→ **What is needed**:
Draw out every line with the word "EARR" from the listing below.

┌─ Materials provided

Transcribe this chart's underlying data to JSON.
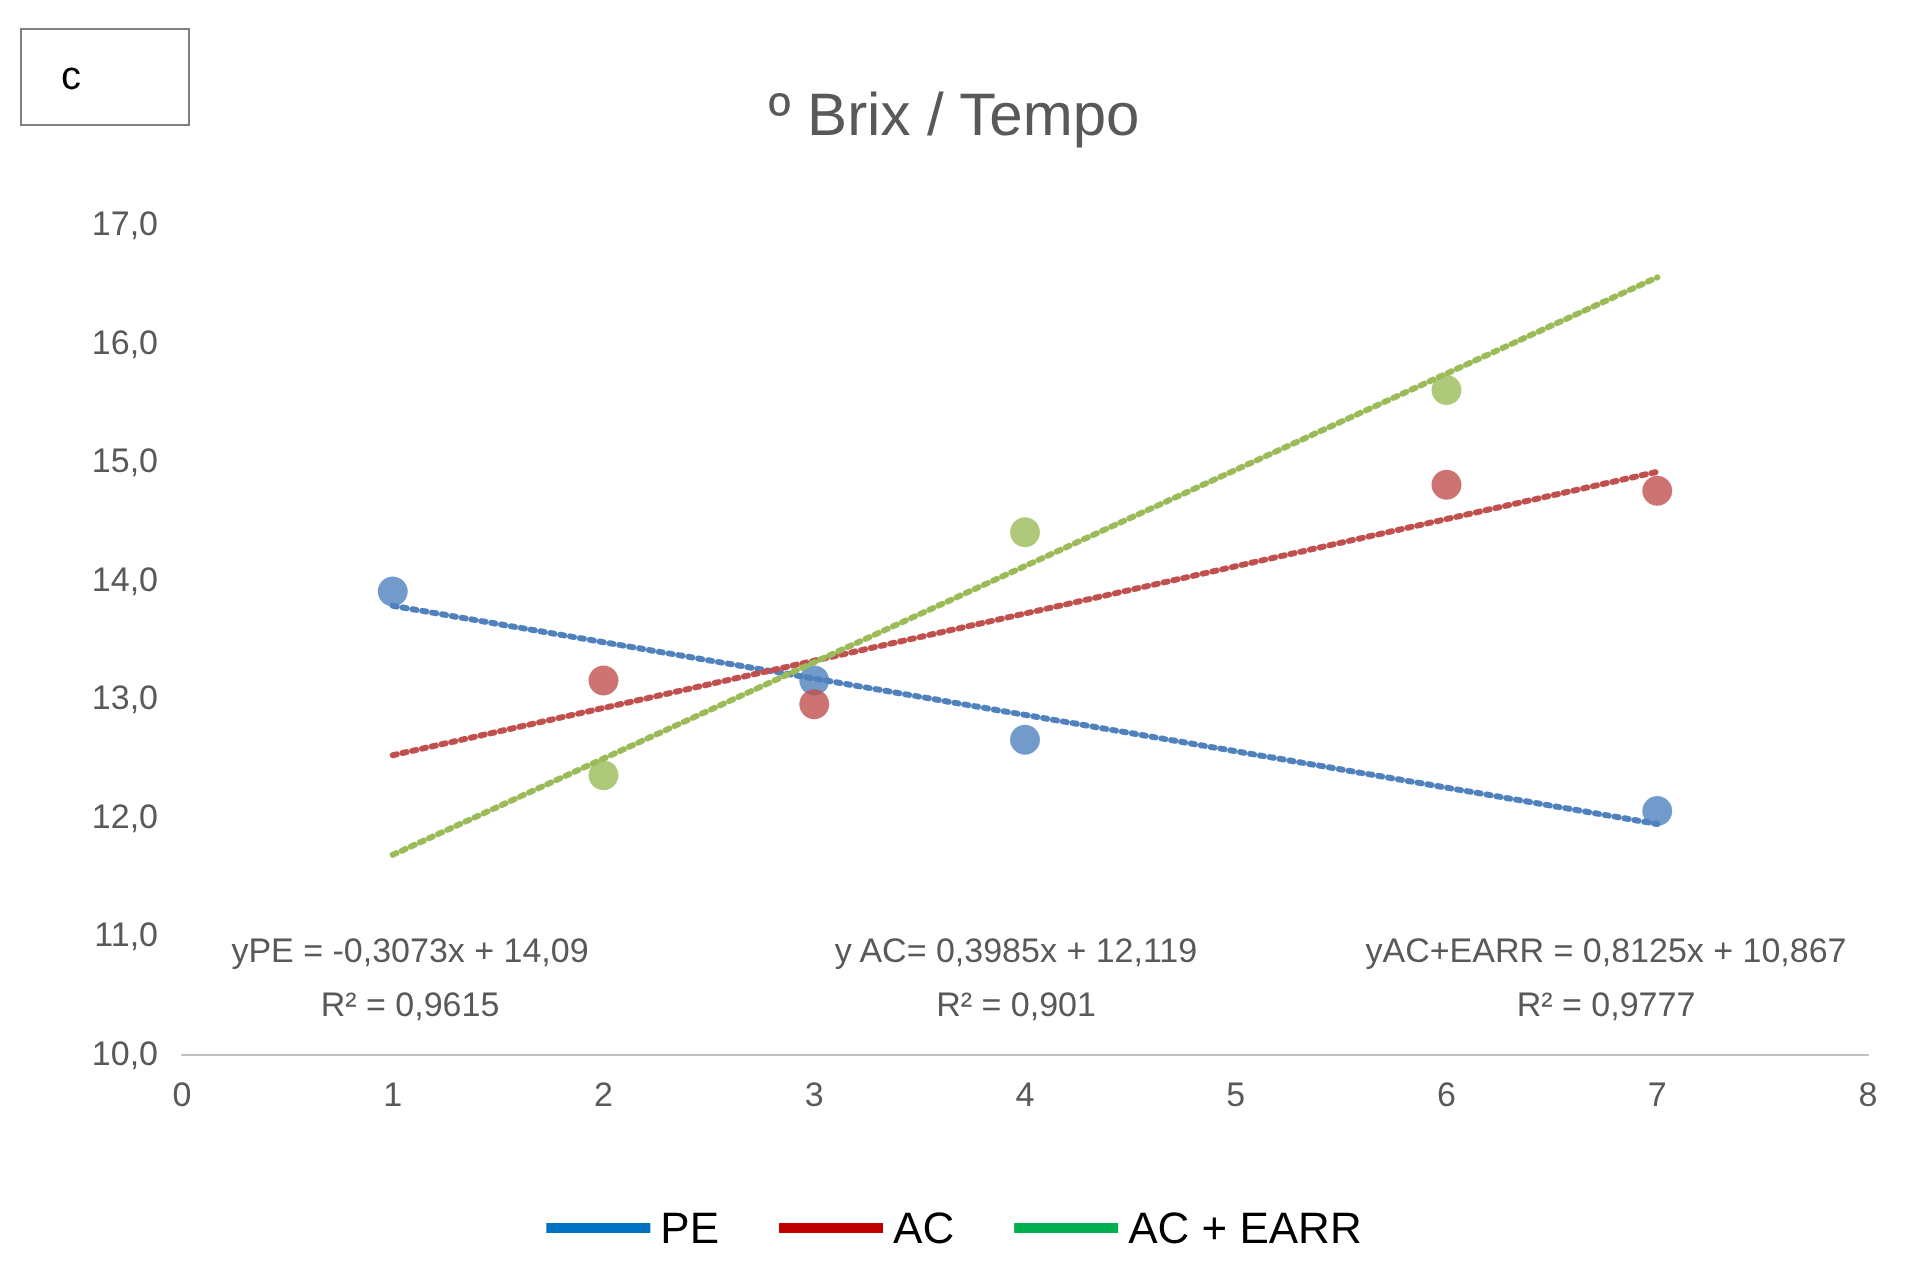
{
  "chart_data": {
    "type": "scatter",
    "title": "º Brix / Tempo",
    "annotations": [
      "c",
      "yPE = -0,3073x + 14,09\nR² = 0,9615",
      "y AC= 0,3985x + 12,119\nR² = 0,901",
      "yAC+EARR = 0,8125x + 10,867\nR² = 0,9777"
    ],
    "xlim": [
      0,
      8
    ],
    "xticks": [
      0,
      1,
      2,
      3,
      4,
      5,
      6,
      7,
      8
    ],
    "ylim": [
      10,
      17
    ],
    "yticks": [
      {
        "value": 10,
        "label": "10,0"
      },
      {
        "value": 11,
        "label": "11,0"
      },
      {
        "value": 12,
        "label": "12,0"
      },
      {
        "value": 13,
        "label": "13,0"
      },
      {
        "value": 14,
        "label": "14,0"
      },
      {
        "value": 15,
        "label": "15,0"
      },
      {
        "value": 16,
        "label": "16,0"
      },
      {
        "value": 17,
        "label": "17,0"
      }
    ],
    "grid": false,
    "legend": "bottom",
    "marker": "circle",
    "series": [
      {
        "color": "#4f81bd",
        "x": [
          1,
          3,
          4,
          7
        ],
        "values": [
          13.9,
          13.15,
          12.65,
          12.05
        ]
      },
      {
        "color": "#c0504d",
        "x": [
          2,
          3,
          6,
          7
        ],
        "values": [
          13.15,
          12.95,
          14.8,
          14.75
        ]
      },
      {
        "color": "#9bbb59",
        "x": [
          2,
          4,
          6
        ],
        "values": [
          12.35,
          14.4,
          15.6
        ]
      },
      {
        "type": "line",
        "line_style": "dotted",
        "marker": "none",
        "color": "#4f81bd",
        "x": [
          1,
          7
        ],
        "values": [
          13.78,
          11.94
        ]
      },
      {
        "type": "line",
        "line_style": "dotted",
        "marker": "none",
        "color": "#c0504d",
        "x": [
          1,
          7
        ],
        "values": [
          12.52,
          14.91
        ]
      },
      {
        "type": "line",
        "line_style": "dotted",
        "marker": "none",
        "color": "#9bbb59",
        "x": [
          1,
          7
        ],
        "values": [
          11.68,
          16.55
        ]
      },
      {
        "type": "line",
        "name": "PE",
        "color": "#0070c0"
      },
      {
        "type": "line",
        "name": "AC",
        "color": "#c00000"
      },
      {
        "type": "line",
        "name": "AC + EARR",
        "color": "#00b050"
      }
    ]
  }
}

└─

→ **Result**:
      "yAC+EARR = 0,8125x + 10,867\nR² = 0,9777"
        "name": "AC + EARR",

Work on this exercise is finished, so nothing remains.